In the video, a range of mostly people of color say, “It’s not your fault. It happened a long time ago, but remaining neutral and pretending like it didn’t happen or that it doesn’t still impact us today. So please, take the day to learn the whole story. Celebrate the people who were here first. Petition for a nationally recognized indigenous holiday. So please, reconsider the story of Columbus.” “The issue goes beyond Caribbean Indigenous Peoples however, it is really about society being complacent with symbols of genocide,” said Roberto Borrero, a representative of the Confederation. In 1990, the state of South Dakota declared the second Monday in October Native Americans Day, and in 1992, the city council of Berkeley, California declared October 12 a “Day of Solidarity with Indigenous People.” “The fact that we were able to get the state to acknowledge the change was a positive move in the right direction, although it's not a cure all by any means,” says Charon Asetoyer, the founder and executive director of the Native American Women’s Health Education Resource Center, an organization for and run by indigenous women in Lake Andes, South Dakota. “It does mean that some people are thinking in a more forward direction.”

-- -- --

**What the exercise asks**
Answer these questions about the passage on Columbus Day:
1. Which state declared the second Monday in October Native Americans Day, and in what year?
2. What did the Berkeley city council declare October 12 in 1992?
3. Where is the Native American Women's Health Education Resource Center located?

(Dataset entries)
-- -- --

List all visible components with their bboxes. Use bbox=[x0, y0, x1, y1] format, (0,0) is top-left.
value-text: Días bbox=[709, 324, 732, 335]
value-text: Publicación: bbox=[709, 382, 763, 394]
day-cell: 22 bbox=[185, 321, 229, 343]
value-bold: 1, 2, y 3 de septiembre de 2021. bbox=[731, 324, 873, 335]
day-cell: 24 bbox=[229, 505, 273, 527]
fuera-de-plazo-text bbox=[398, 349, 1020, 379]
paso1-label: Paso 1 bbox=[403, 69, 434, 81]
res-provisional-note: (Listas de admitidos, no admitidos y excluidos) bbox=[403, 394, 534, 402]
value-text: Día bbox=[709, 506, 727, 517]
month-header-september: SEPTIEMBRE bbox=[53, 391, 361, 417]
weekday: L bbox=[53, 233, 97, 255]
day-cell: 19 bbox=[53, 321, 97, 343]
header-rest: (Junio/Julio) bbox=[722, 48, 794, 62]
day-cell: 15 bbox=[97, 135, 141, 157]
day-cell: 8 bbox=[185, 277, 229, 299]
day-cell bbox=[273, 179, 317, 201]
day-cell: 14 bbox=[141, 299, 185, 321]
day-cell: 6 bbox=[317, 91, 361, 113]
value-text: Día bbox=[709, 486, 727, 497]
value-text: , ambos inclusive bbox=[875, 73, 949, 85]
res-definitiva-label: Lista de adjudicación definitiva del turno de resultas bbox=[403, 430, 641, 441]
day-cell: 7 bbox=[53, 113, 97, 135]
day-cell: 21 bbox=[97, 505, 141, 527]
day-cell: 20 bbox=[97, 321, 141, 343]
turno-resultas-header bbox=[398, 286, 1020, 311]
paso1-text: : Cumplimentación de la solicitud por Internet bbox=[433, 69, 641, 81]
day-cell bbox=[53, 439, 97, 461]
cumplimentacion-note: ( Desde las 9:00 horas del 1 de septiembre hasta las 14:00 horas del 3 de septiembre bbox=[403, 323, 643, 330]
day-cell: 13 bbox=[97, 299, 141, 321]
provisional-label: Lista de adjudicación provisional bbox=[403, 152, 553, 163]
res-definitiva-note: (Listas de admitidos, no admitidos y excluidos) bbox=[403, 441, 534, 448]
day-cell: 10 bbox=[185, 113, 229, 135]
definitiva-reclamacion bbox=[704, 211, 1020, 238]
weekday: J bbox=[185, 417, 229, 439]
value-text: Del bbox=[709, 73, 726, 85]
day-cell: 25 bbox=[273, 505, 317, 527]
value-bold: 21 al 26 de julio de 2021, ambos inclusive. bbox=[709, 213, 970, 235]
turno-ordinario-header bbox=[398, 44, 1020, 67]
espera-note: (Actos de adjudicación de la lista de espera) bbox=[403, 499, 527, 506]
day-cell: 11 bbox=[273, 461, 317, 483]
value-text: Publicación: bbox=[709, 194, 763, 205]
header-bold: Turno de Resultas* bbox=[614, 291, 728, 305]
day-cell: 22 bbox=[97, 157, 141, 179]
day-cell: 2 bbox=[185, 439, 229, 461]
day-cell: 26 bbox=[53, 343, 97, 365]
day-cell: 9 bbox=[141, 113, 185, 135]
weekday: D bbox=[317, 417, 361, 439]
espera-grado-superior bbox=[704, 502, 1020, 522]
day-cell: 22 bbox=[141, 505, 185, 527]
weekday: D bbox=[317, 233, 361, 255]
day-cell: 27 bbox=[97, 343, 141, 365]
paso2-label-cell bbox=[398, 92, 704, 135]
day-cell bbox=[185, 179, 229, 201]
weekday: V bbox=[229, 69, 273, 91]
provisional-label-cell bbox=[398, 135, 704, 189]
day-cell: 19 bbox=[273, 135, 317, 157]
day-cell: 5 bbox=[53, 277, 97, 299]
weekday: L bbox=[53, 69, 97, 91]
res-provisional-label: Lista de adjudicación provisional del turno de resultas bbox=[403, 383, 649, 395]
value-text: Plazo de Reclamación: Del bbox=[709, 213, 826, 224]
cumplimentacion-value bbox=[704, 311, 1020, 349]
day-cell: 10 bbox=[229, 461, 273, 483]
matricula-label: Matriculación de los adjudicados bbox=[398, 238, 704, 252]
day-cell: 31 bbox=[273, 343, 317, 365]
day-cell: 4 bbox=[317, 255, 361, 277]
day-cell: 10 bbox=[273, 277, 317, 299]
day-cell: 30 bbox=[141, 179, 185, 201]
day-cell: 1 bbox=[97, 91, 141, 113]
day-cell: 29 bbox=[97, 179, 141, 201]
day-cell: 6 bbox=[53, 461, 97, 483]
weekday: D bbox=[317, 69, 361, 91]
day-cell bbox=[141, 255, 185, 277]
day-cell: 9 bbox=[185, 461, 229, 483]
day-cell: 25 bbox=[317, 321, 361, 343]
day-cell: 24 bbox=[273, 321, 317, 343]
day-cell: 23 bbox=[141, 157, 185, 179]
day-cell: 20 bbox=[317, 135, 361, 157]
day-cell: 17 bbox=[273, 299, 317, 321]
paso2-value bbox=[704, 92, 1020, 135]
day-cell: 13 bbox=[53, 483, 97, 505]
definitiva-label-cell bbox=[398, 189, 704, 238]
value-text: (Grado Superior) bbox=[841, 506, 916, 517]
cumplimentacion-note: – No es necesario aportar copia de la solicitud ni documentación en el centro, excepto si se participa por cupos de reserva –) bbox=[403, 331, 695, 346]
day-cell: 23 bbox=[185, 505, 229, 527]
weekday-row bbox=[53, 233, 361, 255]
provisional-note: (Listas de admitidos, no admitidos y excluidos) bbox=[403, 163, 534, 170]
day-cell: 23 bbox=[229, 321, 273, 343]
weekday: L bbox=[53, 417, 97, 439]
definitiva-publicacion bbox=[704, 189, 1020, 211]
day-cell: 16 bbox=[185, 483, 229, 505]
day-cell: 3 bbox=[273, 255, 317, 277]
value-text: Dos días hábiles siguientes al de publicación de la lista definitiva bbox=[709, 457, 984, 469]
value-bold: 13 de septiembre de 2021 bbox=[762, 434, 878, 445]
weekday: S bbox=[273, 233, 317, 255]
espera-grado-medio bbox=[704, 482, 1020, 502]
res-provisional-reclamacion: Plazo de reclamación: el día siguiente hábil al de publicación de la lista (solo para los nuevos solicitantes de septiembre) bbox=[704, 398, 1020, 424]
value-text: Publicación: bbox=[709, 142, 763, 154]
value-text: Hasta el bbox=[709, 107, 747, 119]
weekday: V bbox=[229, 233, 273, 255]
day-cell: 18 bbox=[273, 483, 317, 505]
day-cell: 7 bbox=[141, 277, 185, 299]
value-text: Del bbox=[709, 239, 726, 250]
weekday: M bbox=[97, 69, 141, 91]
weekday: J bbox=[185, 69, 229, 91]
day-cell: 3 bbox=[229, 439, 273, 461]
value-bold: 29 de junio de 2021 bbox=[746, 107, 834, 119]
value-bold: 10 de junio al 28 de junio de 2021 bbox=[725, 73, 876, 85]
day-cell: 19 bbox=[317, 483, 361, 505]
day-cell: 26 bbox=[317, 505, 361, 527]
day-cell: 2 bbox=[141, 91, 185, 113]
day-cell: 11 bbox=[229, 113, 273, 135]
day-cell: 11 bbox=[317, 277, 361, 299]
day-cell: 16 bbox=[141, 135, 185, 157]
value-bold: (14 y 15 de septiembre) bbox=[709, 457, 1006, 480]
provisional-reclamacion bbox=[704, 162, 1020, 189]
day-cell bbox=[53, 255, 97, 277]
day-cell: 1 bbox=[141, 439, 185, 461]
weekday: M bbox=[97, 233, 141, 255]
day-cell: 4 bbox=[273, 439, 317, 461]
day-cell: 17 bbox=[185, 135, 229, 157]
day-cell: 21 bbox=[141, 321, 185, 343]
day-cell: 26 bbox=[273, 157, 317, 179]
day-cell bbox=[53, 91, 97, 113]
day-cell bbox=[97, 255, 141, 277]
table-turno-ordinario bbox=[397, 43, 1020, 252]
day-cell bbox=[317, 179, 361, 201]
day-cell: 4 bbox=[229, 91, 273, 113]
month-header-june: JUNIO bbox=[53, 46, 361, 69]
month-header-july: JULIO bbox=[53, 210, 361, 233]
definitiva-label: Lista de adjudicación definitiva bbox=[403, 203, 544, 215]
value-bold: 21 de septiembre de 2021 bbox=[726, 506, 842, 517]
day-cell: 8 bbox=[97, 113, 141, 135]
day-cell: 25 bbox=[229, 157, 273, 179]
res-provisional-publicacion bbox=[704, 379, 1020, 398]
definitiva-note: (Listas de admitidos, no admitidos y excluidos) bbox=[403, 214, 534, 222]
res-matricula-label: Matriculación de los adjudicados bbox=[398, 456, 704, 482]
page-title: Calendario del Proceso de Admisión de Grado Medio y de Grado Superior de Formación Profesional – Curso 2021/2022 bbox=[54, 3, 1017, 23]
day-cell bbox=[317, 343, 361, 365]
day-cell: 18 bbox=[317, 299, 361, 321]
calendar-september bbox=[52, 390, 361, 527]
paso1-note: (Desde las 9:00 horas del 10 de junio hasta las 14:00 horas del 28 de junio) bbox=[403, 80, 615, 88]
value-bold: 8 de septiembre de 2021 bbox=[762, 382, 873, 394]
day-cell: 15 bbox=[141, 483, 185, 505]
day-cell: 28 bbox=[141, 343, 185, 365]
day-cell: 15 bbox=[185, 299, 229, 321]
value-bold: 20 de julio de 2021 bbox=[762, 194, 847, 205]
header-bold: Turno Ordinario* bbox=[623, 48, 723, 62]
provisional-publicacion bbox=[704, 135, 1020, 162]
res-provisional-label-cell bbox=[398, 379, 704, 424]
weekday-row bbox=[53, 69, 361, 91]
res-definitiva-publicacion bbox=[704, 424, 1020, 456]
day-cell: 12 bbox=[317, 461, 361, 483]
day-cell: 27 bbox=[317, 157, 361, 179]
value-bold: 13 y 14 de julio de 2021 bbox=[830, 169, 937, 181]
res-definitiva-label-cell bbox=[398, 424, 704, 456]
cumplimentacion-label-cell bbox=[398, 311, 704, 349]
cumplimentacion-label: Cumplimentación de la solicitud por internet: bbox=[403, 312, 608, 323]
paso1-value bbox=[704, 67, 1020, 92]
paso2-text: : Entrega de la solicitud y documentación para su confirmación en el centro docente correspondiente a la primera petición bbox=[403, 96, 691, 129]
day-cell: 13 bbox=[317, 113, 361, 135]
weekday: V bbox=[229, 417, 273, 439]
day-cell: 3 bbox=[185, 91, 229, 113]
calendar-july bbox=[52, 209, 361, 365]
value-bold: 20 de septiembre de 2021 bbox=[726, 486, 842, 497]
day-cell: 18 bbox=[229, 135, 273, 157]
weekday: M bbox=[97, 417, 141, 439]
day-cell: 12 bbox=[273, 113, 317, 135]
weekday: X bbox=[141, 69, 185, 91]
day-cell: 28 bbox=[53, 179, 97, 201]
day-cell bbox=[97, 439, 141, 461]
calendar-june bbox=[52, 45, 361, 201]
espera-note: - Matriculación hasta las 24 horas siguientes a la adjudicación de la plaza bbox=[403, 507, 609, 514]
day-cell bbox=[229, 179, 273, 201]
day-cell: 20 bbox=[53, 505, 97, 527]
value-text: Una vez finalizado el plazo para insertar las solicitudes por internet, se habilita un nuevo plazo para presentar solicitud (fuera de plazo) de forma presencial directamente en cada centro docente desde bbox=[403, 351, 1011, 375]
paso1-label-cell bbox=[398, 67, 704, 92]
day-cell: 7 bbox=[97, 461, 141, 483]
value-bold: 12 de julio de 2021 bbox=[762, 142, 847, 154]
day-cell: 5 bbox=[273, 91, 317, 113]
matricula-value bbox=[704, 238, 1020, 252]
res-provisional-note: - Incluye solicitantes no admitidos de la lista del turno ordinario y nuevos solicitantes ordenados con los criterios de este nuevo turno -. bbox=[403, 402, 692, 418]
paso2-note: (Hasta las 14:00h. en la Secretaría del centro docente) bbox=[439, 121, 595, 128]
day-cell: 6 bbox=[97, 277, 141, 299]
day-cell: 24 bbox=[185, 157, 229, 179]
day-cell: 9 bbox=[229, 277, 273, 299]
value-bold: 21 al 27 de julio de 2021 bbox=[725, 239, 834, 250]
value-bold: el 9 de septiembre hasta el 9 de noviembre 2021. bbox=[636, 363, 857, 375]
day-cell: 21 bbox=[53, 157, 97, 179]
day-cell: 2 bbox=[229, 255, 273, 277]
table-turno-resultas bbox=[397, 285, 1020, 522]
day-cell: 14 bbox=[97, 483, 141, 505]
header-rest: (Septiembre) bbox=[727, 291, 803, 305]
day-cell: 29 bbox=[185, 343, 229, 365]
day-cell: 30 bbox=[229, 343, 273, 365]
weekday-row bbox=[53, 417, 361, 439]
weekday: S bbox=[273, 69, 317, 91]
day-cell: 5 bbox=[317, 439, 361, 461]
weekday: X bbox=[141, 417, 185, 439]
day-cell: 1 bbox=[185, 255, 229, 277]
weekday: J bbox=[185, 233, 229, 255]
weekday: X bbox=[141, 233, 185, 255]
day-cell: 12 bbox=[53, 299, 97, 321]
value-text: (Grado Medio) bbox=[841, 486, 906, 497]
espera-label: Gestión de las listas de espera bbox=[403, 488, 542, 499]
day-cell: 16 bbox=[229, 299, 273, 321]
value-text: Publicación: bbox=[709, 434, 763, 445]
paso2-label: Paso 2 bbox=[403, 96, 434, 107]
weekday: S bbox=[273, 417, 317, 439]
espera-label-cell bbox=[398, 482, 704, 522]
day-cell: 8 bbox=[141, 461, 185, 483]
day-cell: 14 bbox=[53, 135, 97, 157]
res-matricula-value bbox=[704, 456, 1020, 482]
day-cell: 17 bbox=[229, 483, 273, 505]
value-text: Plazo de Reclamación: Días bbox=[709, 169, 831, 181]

-- -- --

**Your solution**
1. South Dakota, in 1990.
2. A "Day of Solidarity with Indigenous People."
3. Lake Andes, South Dakota.